▸ **Work to complete**
Please copy all the lines that follow, word for word.

━━━━━━━━━━━━━━━━━━━━━━━━━━━━━━

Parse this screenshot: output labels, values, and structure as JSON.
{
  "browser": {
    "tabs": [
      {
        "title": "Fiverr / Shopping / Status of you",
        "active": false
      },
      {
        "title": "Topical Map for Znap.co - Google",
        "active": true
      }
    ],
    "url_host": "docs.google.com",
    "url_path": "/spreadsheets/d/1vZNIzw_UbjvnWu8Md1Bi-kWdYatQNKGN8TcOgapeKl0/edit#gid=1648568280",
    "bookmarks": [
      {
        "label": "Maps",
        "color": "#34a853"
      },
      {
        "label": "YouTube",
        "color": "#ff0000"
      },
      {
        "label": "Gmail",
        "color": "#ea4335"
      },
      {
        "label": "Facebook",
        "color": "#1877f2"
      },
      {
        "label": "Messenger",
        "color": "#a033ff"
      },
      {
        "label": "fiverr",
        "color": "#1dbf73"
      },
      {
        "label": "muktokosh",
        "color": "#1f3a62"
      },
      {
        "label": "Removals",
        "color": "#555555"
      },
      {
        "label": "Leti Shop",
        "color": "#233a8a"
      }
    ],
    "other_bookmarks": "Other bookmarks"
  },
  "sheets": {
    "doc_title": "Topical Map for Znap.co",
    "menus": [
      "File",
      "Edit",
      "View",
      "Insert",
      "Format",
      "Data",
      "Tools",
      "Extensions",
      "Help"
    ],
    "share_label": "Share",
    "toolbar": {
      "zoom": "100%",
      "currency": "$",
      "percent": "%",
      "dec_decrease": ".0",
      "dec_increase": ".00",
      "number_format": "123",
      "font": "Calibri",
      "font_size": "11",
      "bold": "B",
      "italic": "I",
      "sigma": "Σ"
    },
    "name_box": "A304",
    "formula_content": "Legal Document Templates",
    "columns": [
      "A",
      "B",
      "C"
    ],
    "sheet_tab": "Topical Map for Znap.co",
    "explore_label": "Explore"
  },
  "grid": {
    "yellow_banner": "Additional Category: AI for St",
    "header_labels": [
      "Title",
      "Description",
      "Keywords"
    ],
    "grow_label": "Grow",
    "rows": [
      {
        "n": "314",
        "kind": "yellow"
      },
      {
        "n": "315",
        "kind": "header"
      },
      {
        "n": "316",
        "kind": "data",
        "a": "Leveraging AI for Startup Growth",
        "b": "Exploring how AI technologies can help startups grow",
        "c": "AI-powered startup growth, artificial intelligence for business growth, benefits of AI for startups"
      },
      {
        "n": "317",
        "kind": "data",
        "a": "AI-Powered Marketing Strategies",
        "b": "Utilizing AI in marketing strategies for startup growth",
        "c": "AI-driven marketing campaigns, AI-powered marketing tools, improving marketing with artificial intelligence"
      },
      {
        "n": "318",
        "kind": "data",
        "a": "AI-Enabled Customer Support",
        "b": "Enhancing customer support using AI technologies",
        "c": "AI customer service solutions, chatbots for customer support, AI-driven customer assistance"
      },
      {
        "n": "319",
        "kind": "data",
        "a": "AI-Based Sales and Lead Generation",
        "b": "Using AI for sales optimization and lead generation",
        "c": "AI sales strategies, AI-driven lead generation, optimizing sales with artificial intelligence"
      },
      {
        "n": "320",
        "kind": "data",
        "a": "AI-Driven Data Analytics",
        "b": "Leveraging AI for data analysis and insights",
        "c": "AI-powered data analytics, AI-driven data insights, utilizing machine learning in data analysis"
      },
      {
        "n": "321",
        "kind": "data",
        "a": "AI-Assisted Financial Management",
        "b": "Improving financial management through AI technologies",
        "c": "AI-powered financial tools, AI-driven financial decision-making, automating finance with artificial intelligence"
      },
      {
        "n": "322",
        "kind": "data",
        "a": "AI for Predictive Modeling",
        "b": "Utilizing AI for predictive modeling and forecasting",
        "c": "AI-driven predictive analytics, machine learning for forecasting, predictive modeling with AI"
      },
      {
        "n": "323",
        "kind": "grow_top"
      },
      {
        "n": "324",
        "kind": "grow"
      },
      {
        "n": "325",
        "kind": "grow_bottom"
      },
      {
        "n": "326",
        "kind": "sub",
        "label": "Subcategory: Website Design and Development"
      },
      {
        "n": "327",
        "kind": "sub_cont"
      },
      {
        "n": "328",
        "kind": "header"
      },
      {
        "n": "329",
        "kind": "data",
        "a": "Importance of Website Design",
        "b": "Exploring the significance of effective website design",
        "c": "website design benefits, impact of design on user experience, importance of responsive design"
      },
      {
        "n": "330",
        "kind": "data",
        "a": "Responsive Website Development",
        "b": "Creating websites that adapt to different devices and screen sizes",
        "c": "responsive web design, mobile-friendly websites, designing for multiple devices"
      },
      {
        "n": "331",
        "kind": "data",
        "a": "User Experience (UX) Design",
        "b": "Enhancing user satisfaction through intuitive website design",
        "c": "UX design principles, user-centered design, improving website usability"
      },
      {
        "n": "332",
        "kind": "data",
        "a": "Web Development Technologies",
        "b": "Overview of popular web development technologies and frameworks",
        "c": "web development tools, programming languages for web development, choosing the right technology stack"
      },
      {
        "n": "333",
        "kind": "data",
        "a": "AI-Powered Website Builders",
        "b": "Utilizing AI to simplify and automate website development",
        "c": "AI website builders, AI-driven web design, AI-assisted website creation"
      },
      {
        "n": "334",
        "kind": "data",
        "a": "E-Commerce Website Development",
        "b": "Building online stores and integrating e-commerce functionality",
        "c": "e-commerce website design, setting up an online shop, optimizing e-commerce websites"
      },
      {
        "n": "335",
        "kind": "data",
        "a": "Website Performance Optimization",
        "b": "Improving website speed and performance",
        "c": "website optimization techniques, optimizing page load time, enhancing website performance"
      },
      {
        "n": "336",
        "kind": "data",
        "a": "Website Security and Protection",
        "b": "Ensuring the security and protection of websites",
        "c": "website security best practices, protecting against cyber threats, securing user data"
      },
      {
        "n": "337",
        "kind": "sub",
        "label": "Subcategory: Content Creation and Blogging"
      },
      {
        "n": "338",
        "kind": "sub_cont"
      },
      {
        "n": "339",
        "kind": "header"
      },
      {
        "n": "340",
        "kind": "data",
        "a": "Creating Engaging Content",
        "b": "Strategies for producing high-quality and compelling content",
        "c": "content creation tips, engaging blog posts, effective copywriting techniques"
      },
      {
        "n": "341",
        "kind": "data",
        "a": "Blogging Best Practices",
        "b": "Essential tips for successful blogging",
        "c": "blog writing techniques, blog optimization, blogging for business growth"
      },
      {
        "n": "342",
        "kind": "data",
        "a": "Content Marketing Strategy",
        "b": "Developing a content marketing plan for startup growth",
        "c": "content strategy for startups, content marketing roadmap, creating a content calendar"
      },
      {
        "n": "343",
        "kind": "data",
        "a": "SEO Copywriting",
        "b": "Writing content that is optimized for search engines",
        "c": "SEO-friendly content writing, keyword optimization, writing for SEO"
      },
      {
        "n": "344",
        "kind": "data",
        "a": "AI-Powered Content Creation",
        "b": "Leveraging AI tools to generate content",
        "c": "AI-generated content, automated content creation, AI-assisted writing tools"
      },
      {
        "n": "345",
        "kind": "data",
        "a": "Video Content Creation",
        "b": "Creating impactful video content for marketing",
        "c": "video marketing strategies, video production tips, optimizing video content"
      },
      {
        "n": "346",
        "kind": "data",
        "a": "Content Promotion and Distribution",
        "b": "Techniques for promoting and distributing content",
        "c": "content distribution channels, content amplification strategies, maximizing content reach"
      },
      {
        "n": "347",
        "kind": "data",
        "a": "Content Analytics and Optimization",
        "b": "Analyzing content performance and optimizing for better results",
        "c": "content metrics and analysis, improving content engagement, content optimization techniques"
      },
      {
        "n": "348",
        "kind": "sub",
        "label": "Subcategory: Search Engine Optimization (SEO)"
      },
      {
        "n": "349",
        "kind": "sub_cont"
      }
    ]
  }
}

━━━━━━━━━━━━━━━━━━━━━━━━━━━━━━

▸ **Reply**
Parse this screenshot: output labels, values, and structure as JSON.
{
  "browser": {
    "tabs": [
      {
        "title": "Fiverr / Shopping / Status of you",
        "active": false
      },
      {
        "title": "Topical Map for Znap.co - Google",
        "active": true
      }
    ],
    "url_host": "docs.google.com",
    "url_path": "/spreadsheets/d/1vZNIzw_UbjvnWu8Md1Bi-kWdYatQNKGN8TcOgapeKl0/edit#gid=1648568280",
    "bookmarks": [
      {
        "label": "Maps",
        "color": "#34a853"
      },
      {
        "label": "YouTube",
        "color": "#ff0000"
      },
      {
        "label": "Gmail",
        "color": "#ea4335"
      },
      {
        "label": "Facebook",
        "color": "#1877f2"
      },
      {
        "label": "Messenger",
        "color": "#a033ff"
      },
      {
        "label": "fiverr",
        "color": "#1dbf73"
      },
      {
        "label": "muktokosh",
        "color": "#1f3a62"
      },
      {
        "label": "Removals",
        "color": "#555555"
      },
      {
        "label": "Leti Shop",
        "color": "#233a8a"
      }
    ],
    "other_bookmarks": "Other bookmarks"
  },
  "sheets": {
    "doc_title": "Topical Map for Znap.co",
    "menus": [
      "File",
      "Edit",
      "View",
      "Insert",
      "Format",
      "Data",
      "Tools",
      "Extensions",
      "Help"
    ],
    "share_label": "Share",
    "toolbar": {
      "zoom": "100%",
      "currency": "$",
      "percent": "%",
      "dec_decrease": ".0",
      "dec_increase": ".00",
      "number_format": "123",
      "font": "Calibri",
      "font_size": "11",
      "bold": "B",
      "italic": "I",
      "sigma": "Σ"
    },
    "name_box": "A304",
    "formula_content": "Legal Document Templates",
    "columns": [
      "A",
      "B",
      "C"
    ],
    "sheet_tab": "Topical Map for Znap.co",
    "explore_label": "Explore"
  },
  "grid": {
    "yellow_banner": "Additional Category: AI for St",
    "header_labels": [
      "Title",
      "Description",
      "Keywords"
    ],
    "grow_label": "Grow",
    "rows": [
      {
        "n": "314",
        "kind": "yellow"
      },
      {
        "n": "315",
        "kind": "header"
      },
      {
        "n": "316",
        "kind": "data",
        "a": "Leveraging AI for Startup Growth",
        "b": "Exploring how AI technologies can help startups grow",
        "c": "AI-powered startup growth, artificial intelligence for business growth, benefits of AI for startups"
      },
      {
        "n": "317",
        "kind": "data",
        "a": "AI-Powered Marketing Strategies",
        "b": "Utilizing AI in marketing strategies for startup growth",
        "c": "AI-driven marketing campaigns, AI-powered marketing tools, improving marketing with artificial intelligence"
      },
      {
        "n": "318",
        "kind": "data",
        "a": "AI-Enabled Customer Support",
        "b": "Enhancing customer support using AI technologies",
        "c": "AI customer service solutions, chatbots for customer support, AI-driven customer assistance"
      },
      {
        "n": "319",
        "kind": "data",
        "a": "AI-Based Sales and Lead Generation",
        "b": "Using AI for sales optimization and lead generation",
        "c": "AI sales strategies, AI-driven lead generation, optimizing sales with artificial intelligence"
      },
      {
        "n": "320",
        "kind": "data",
        "a": "AI-Driven Data Analytics",
        "b": "Leveraging AI for data analysis and insights",
        "c": "AI-powered data analytics, AI-driven data insights, utilizing machine learning in data analysis"
      },
      {
        "n": "321",
        "kind": "data",
        "a": "AI-Assisted Financial Management",
        "b": "Improving financial management through AI technologies",
        "c": "AI-powered financial tools, AI-driven financial decision-making, automating finance with artificial intelligence"
      },
      {
        "n": "322",
        "kind": "data",
        "a": "AI for Predictive Modeling",
        "b": "Utilizing AI for predictive modeling and forecasting",
        "c": "AI-driven predictive analytics, machine learning for forecasting, predictive modeling with AI"
      },
      {
        "n": "323",
        "kind": "grow_top"
      },
      {
        "n": "324",
        "kind": "grow"
      },
      {
        "n": "325",
        "kind": "grow_bottom"
      },
      {
        "n": "326",
        "kind": "sub",
        "label": "Subcategory: Website Design and Development"
      },
      {
        "n": "327",
        "kind": "sub_cont"
      },
      {
        "n": "328",
        "kind": "header"
      },
      {
        "n": "329",
        "kind": "data",
        "a": "Importance of Website Design",
        "b": "Exploring the significance of effective website design",
        "c": "website design benefits, impact of design on user experience, importance of responsive design"
      },
      {
        "n": "330",
        "kind": "data",
        "a": "Responsive Website Development",
        "b": "Creating websites that adapt to different devices and screen sizes",
        "c": "responsive web design, mobile-friendly websites, designing for multiple devices"
      },
      {
        "n": "331",
        "kind": "data",
        "a": "User Experience (UX) Design",
        "b": "Enhancing user satisfaction through intuitive website design",
        "c": "UX design principles, user-centered design, improving website usability"
      },
      {
        "n": "332",
        "kind": "data",
        "a": "Web Development Technologies",
        "b": "Overview of popular web development technologies and frameworks",
        "c": "web development tools, programming languages for web development, choosing the right technology stack"
      },
      {
        "n": "333",
        "kind": "data",
        "a": "AI-Powered Website Builders",
        "b": "Utilizing AI to simplify and automate website development",
        "c": "AI website builders, AI-driven web design, AI-assisted website creation"
      },
      {
        "n": "334",
        "kind": "data",
        "a": "E-Commerce Website Development",
        "b": "Building online stores and integrating e-commerce functionality",
        "c": "e-commerce website design, setting up an online shop, optimizing e-commerce websites"
      },
      {
        "n": "335",
        "kind": "data",
        "a": "Website Performance Optimization",
        "b": "Improving website speed and performance",
        "c": "website optimization techniques, optimizing page load time, enhancing website performance"
      },
      {
        "n": "336",
        "kind": "data",
        "a": "Website Security and Protection",
        "b": "Ensuring the security and protection of websites",
        "c": "website security best practices, protecting against cyber threats, securing user data"
      },
      {
        "n": "337",
        "kind": "sub",
        "label": "Subcategory: Content Creation and Blogging"
      },
      {
        "n": "338",
        "kind": "sub_cont"
      },
      {
        "n": "339",
        "kind": "header"
      },
      {
        "n": "340",
        "kind": "data",
        "a": "Creating Engaging Content",
        "b": "Strategies for producing high-quality and compelling content",
        "c": "content creation tips, engaging blog posts, effective copywriting techniques"
      },
      {
        "n": "341",
        "kind": "data",
        "a": "Blogging Best Practices",
        "b": "Essential tips for successful blogging",
        "c": "blog writing techniques, blog optimization, blogging for business growth"
      },
      {
        "n": "342",
        "kind": "data",
        "a": "Content Marketing Strategy",
        "b": "Developing a content marketing plan for startup growth",
        "c": "content strategy for startups, content marketing roadmap, creating a content calendar"
      },
      {
        "n": "343",
        "kind": "data",
        "a": "SEO Copywriting",
        "b": "Writing content that is optimized for search engines",
        "c": "SEO-friendly content writing, keyword optimization, writing for SEO"
      },
      {
        "n": "344",
        "kind": "data",
        "a": "AI-Powered Content Creation",
        "b": "Leveraging AI tools to generate content",
        "c": "AI-generated content, automated content creation, AI-assisted writing tools"
      },
      {
        "n": "345",
        "kind": "data",
        "a": "Video Content Creation",
        "b": "Creating impactful video content for marketing",
        "c": "video marketing strategies, video production tips, optimizing video content"
      },
      {
        "n": "346",
        "kind": "data",
        "a": "Content Promotion and Distribution",
        "b": "Techniques for promoting and distributing content",
        "c": "content distribution channels, content amplification strategies, maximizing content reach"
      },
      {
        "n": "347",
        "kind": "data",
        "a": "Content Analytics and Optimization",
        "b": "Analyzing content performance and optimizing for better results",
        "c": "content metrics and analysis, improving content engagement, content optimization techniques"
      },
      {
        "n": "348",
        "kind": "sub",
        "label": "Subcategory: Search Engine Optimization (SEO)"
      },
      {
        "n": "349",
        "kind": "sub_cont"
      }
    ]
  }
}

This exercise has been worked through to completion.